# [WHAT THIS TASK INVOLVES]
Copy all the entries below exactly, but not the pictures.

# [EXTRACTED DATA]
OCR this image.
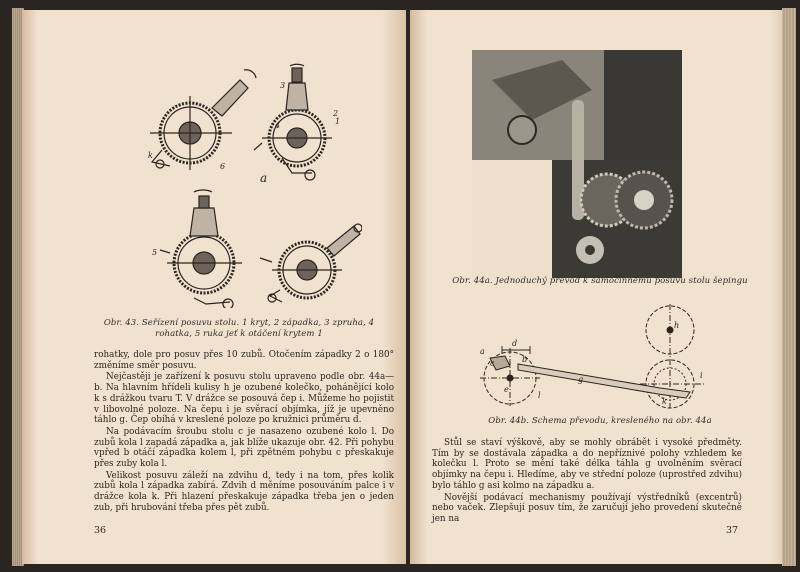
a
1
2
3
4
5
6
k
Obr. 43. Seřízení posuvu stolu. 1 kryt, 2 západka, 3 zpruha, 4 rohatka, 5 ruka jeť k otáčení krytem 1

rohatky, dole pro posuv přes 10 zubů. Otočením západky 2 o 180° změníme směr posuvu.

Nejčastěji je zařízení k posuvu stolu upraveno podle obr. 44a—b. Na hlavním hřídeli kulisy h je ozubené kolečko, pohánějící kolo k s drážkou tvaru T. V drážce se posouvá čep i. Můžeme ho pojistit v libovolné poloze. Na čepu i je svěrací objímka, jíž je upevněno táhlo g. Čep obíhá v kreslené poloze po kružnici průměru d.

Na podávacím šroubu stolu c je nasazeno ozubené kolo l. Do zubů kola l zapadá západka a, jak blíže ukazuje obr. 42. Při pohybu vpřed b otáčí západka kolem l, při zpětném pohybu c přeskakuje přes zuby kola l.

Velikost posuvu záleží na zdvihu d, tedy i na tom, přes kolik zubů kola l západka zabírá. Zdvih d měníme posouváním palce i v drážce kola k. Při hlazení přeskakuje západka třeba jen o jeden zub, při hrubování třeba přes pět zubů.

36
Obr. 44a. Jednoduchý převod k samočinnému posuvu stolu šepingu
d
a
c	b
e
l
g
h
k
i
Obr. 44b. Schema převodu, kresleného na obr. 44a

Stůl se staví výškově, aby se mohly obrábět i vysoké předměty. Tím by se dostávala západka a do nepříznivé polohy vzhledem ke kolečku l. Proto se mění také délka táhla g uvolněním svěrací objímky na čepu i. Hledíme, aby ve střední poloze (uprostřed zdvihu) bylo táhlo g asi kolmo na západku a.

Novější podávací mechanismy používají výstředníků (excentrů) nebo vaček. Zlepšují posuv tím, že zaručují jeho provedení skutečně jen na

37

# [ANSWER TO THIS PROBLEM]
OCR this image.
a
1
2
3
4
5
6
k
Obr. 43. Seřízení posuvu stolu. 1 kryt, 2 západka, 3 zpruha, 4 rohatka, 5 ruka jeť k otáčení krytem 1

rohatky, dole pro posuv přes 10 zubů. Otočením západky 2 o 180° změníme směr posuvu.

Nejčastěji je zařízení k posuvu stolu upraveno podle obr. 44a—b. Na hlavním hřídeli kulisy h je ozubené kolečko, pohánějící kolo k s drážkou tvaru T. V drážce se posouvá čep i. Můžeme ho pojistit v libovolné poloze. Na čepu i je svěrací objímka, jíž je upevněno táhlo g. Čep obíhá v kreslené poloze po kružnici průměru d.

Na podávacím šroubu stolu c je nasazeno ozubené kolo l. Do zubů kola l zapadá západka a, jak blíže ukazuje obr. 42. Při pohybu vpřed b otáčí západka kolem l, při zpětném pohybu c přeskakuje přes zuby kola l.

Velikost posuvu záleží na zdvihu d, tedy i na tom, přes kolik zubů kola l západka zabírá. Zdvih d měníme posouváním palce i v drážce kola k. Při hlazení přeskakuje západka třeba jen o jeden zub, při hrubování třeba přes pět zubů.

36
Obr. 44a. Jednoduchý převod k samočinnému posuvu stolu šepingu
d
a
c	b
e
l
g
h
k
i
Obr. 44b. Schema převodu, kresleného na obr. 44a

Stůl se staví výškově, aby se mohly obrábět i vysoké předměty. Tím by se dostávala západka a do nepříznivé polohy vzhledem ke kolečku l. Proto se mění také délka táhla g uvolněním svěrací objímky na čepu i. Hledíme, aby ve střední poloze (uprostřed zdvihu) bylo táhlo g asi kolmo na západku a.

Novější podávací mechanismy používají výstředníků (excentrů) nebo vaček. Zlepšují posuv tím, že zaručují jeho provedení skutečně jen na

37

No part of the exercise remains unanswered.